Written exercise
Within the listing below, locate all lines containing the word "JSON". Copy each one.

[Source records]

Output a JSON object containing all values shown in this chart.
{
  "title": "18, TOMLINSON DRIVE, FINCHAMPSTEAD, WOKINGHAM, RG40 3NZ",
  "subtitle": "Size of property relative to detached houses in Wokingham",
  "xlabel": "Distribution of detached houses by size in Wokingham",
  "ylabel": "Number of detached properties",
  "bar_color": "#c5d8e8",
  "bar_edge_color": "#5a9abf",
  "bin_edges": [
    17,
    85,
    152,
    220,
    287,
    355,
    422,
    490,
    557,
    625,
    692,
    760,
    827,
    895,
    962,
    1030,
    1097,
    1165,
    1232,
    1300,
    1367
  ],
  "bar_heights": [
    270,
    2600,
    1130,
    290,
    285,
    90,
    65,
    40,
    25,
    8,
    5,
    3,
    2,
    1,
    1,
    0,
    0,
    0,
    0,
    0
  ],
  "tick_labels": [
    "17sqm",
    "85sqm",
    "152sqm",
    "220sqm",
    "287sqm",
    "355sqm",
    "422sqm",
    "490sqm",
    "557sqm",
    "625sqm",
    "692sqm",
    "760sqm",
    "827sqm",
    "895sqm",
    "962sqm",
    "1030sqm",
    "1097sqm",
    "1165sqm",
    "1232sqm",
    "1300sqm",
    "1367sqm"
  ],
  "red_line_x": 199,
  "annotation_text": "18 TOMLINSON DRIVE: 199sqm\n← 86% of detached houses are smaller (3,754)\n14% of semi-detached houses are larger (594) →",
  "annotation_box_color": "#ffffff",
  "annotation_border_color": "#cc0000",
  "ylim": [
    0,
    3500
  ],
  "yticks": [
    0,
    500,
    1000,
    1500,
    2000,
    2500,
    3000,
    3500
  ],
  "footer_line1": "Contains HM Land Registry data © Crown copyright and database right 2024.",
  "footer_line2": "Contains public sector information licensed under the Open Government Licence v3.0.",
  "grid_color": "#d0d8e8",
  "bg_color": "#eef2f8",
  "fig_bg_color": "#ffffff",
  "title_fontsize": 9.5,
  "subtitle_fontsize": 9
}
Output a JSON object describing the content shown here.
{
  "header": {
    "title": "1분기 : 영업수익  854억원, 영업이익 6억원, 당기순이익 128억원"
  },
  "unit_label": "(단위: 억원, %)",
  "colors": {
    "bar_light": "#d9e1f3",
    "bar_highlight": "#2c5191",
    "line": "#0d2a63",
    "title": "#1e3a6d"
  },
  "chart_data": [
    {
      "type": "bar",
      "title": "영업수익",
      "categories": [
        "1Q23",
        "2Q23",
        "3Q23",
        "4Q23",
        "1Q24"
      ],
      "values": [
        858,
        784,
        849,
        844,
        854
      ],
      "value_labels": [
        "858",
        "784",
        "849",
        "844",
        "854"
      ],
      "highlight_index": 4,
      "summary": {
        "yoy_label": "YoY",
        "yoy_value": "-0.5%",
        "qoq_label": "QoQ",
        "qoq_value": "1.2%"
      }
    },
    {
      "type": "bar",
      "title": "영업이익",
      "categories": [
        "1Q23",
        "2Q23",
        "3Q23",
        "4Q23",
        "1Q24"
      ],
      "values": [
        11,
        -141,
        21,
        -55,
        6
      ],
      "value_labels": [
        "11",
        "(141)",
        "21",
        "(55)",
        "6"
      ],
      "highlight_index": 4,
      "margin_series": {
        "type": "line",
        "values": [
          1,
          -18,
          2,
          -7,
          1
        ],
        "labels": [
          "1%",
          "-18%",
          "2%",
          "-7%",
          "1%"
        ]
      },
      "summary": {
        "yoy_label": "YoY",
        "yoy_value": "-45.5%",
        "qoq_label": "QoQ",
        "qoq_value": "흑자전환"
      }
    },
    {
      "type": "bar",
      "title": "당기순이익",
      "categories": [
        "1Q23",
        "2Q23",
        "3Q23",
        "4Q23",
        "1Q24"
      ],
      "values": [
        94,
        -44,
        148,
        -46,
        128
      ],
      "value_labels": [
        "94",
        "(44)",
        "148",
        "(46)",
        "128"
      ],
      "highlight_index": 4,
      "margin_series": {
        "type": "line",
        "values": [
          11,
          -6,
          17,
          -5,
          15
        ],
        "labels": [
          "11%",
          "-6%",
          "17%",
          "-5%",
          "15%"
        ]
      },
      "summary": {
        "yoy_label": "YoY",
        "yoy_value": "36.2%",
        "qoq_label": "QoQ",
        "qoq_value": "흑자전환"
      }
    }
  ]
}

Answer to the exercise
Output a JSON object containing all values shown in this chart.
Output a JSON object describing the content shown here.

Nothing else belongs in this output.